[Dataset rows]
>> BEGIN

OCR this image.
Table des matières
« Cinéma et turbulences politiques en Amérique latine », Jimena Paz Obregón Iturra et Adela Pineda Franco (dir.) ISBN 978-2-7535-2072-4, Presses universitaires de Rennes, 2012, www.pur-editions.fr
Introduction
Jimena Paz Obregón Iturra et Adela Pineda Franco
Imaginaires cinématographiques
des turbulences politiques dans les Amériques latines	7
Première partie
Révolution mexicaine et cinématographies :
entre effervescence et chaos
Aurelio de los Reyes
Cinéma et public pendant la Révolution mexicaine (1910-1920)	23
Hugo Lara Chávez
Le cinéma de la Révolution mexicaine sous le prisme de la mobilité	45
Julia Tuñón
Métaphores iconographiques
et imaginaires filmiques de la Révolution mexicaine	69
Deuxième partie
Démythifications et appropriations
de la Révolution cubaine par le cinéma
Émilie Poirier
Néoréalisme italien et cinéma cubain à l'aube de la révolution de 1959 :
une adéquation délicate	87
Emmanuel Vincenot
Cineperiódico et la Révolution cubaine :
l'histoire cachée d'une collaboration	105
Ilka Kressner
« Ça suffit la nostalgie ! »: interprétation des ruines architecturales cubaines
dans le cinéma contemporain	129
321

>> END

### Work required
Extract every entry in the listing word for word.

### Task answer
OCR this image.
Table des matières
« Cinéma et turbulences politiques en Amérique latine », Jimena Paz Obregón Iturra et Adela Pineda Franco (dir.) ISBN 978-2-7535-2072-4, Presses universitaires de Rennes, 2012, www.pur-editions.fr
Introduction
Jimena Paz Obregón Iturra et Adela Pineda Franco
Imaginaires cinématographiques
des turbulences politiques dans les Amériques latines	7
Première partie
Révolution mexicaine et cinématographies :
entre effervescence et chaos
Aurelio de los Reyes
Cinéma et public pendant la Révolution mexicaine (1910-1920)	23
Hugo Lara Chávez
Le cinéma de la Révolution mexicaine sous le prisme de la mobilité	45
Julia Tuñón
Métaphores iconographiques
et imaginaires filmiques de la Révolution mexicaine	69
Deuxième partie
Démythifications et appropriations
de la Révolution cubaine par le cinéma
Émilie Poirier
Néoréalisme italien et cinéma cubain à l'aube de la révolution de 1959 :
une adéquation délicate	87
Emmanuel Vincenot
Cineperiódico et la Révolution cubaine :
l'histoire cachée d'une collaboration	105
Ilka Kressner
« Ça suffit la nostalgie ! »: interprétation des ruines architecturales cubaines
dans le cinéma contemporain	129
321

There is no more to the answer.